┏━━

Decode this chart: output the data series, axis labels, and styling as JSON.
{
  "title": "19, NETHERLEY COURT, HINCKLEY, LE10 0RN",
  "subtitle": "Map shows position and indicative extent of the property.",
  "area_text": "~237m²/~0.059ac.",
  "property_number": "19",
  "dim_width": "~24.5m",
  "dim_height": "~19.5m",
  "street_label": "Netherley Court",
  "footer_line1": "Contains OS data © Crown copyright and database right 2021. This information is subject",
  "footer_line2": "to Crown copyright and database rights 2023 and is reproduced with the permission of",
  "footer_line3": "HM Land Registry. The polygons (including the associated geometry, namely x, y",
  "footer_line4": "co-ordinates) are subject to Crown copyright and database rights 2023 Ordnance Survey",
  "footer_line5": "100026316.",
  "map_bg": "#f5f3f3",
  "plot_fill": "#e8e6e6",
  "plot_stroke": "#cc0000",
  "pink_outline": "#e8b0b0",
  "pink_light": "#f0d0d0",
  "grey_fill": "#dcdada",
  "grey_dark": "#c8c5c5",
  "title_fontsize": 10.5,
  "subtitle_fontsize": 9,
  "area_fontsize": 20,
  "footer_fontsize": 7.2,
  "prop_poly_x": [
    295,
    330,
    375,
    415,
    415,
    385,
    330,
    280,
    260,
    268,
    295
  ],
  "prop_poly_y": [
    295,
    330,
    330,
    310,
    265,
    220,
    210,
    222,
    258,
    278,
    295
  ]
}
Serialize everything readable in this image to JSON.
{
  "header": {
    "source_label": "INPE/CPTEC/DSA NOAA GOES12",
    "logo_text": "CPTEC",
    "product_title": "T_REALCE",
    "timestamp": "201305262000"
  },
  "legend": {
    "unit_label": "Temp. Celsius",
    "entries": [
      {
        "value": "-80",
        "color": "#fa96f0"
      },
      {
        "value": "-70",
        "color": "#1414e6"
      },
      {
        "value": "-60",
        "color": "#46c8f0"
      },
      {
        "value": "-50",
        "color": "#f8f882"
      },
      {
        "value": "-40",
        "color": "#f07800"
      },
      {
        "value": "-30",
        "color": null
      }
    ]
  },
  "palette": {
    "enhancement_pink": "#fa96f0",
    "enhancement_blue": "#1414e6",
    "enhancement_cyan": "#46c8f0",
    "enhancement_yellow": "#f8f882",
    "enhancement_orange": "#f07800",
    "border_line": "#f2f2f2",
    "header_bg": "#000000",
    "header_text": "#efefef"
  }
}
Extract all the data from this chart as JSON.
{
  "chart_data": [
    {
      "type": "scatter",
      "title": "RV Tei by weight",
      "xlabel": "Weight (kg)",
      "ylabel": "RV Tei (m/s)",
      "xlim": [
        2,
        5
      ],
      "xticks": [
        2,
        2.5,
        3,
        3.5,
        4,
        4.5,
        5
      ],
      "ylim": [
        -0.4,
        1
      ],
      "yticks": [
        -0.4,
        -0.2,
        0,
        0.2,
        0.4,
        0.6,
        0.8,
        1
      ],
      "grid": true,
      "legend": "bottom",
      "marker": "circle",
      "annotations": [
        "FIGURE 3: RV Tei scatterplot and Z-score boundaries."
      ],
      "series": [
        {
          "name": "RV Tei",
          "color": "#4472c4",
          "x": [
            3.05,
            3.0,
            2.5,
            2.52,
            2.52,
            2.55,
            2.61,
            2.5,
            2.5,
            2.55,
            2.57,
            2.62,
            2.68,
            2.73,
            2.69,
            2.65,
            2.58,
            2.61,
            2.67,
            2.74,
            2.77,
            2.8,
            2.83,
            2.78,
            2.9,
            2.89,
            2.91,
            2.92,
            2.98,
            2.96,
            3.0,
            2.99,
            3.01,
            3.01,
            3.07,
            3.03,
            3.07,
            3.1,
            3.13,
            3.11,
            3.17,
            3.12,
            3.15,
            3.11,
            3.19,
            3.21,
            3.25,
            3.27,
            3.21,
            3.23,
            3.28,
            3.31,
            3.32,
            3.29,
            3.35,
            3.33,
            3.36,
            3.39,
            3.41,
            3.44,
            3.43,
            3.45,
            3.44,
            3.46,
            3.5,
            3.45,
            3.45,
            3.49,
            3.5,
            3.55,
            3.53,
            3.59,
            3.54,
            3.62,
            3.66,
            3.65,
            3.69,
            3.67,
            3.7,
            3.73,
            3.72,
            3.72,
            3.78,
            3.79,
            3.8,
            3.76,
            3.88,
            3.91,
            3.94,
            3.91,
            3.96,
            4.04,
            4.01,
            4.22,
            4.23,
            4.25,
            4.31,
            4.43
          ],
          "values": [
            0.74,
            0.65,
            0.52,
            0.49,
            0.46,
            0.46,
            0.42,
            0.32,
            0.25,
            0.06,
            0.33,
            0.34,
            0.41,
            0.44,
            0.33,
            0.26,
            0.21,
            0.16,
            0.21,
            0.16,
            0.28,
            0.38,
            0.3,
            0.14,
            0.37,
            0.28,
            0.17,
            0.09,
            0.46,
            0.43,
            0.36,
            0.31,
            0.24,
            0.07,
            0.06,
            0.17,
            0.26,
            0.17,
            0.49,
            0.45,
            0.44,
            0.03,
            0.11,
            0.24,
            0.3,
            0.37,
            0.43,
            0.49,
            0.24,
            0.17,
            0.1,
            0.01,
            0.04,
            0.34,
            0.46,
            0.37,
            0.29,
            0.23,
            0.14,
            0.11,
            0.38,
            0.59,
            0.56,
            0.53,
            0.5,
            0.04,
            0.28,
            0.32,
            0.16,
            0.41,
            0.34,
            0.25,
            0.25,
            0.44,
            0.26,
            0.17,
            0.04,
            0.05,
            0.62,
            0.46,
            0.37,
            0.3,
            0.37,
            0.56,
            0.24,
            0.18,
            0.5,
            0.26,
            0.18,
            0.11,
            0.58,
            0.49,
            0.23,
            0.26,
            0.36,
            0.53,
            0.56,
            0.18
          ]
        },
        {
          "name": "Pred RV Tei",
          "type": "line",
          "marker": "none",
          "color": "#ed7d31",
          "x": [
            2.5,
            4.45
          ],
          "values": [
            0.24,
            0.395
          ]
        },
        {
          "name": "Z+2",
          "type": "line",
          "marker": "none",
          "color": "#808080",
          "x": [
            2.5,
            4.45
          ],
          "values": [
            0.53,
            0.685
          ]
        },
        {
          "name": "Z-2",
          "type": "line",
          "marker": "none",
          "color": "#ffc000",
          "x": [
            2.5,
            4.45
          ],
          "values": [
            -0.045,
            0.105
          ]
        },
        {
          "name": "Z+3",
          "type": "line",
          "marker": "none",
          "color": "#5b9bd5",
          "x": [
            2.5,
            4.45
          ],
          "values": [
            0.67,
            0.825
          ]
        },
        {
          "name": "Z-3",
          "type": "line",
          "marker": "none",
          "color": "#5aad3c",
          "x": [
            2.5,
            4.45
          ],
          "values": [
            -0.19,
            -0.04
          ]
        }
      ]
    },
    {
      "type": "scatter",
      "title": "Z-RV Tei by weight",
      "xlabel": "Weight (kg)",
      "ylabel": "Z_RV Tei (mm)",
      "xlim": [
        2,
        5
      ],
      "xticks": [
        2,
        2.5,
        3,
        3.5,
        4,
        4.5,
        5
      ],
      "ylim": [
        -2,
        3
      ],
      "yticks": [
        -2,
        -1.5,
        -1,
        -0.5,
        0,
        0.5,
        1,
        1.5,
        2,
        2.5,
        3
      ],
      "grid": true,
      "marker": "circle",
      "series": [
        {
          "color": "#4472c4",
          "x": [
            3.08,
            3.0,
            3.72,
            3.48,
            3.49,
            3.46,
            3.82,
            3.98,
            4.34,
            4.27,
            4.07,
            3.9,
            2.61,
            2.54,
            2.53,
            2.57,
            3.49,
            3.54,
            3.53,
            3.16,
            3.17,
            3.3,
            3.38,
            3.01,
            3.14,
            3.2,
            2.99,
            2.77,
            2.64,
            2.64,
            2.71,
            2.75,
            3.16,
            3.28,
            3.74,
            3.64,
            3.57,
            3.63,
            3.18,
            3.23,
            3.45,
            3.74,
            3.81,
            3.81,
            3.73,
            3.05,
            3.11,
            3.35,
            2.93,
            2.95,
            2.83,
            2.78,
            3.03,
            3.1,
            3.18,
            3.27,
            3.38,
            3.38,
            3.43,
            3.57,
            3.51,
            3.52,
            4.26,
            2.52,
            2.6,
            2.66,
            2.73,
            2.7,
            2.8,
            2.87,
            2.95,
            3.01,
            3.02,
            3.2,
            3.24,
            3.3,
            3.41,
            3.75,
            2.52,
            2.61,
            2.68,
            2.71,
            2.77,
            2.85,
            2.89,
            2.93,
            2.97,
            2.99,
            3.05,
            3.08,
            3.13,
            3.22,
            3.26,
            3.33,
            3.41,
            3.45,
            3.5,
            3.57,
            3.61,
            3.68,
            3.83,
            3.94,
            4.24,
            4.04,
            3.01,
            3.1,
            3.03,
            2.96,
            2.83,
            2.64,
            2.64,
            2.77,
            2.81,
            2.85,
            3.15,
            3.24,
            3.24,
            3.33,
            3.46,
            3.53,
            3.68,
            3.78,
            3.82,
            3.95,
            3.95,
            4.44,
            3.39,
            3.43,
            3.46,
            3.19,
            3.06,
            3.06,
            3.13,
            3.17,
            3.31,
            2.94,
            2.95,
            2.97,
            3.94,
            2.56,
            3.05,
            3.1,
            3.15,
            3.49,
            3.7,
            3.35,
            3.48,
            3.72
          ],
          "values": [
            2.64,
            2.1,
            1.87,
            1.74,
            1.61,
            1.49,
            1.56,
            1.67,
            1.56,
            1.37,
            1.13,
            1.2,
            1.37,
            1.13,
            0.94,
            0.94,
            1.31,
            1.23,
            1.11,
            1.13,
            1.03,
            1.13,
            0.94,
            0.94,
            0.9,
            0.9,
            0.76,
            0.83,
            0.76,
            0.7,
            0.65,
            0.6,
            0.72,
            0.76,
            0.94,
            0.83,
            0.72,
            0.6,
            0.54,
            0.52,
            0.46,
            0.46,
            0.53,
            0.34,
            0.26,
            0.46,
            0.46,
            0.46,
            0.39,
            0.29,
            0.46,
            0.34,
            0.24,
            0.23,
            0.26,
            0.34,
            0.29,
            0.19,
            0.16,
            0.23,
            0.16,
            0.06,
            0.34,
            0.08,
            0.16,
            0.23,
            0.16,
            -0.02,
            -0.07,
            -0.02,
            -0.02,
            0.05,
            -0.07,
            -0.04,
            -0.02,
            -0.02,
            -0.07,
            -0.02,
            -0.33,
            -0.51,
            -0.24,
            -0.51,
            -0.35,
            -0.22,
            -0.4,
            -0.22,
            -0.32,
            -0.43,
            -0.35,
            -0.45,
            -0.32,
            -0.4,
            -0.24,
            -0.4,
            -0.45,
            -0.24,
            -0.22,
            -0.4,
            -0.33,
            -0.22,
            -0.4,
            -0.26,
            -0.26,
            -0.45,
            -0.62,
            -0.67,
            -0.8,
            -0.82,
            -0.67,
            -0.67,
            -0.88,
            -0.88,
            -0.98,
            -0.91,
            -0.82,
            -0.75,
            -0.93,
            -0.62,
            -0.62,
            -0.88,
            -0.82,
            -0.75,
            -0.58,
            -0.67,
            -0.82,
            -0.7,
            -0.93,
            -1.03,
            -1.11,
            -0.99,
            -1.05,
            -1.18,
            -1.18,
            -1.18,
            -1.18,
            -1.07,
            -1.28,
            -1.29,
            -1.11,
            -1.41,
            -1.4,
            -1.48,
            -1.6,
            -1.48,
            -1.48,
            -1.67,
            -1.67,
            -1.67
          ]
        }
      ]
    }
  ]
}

┗━━

OBJECTIVE » Search the records for the word "CPTEC". Copy every line that has it.

SOLUTION FOR THIS TASK »
    "source_label": "INPE/CPTEC/DSA NOAA GOES12",
    "logo_text": "CPTEC",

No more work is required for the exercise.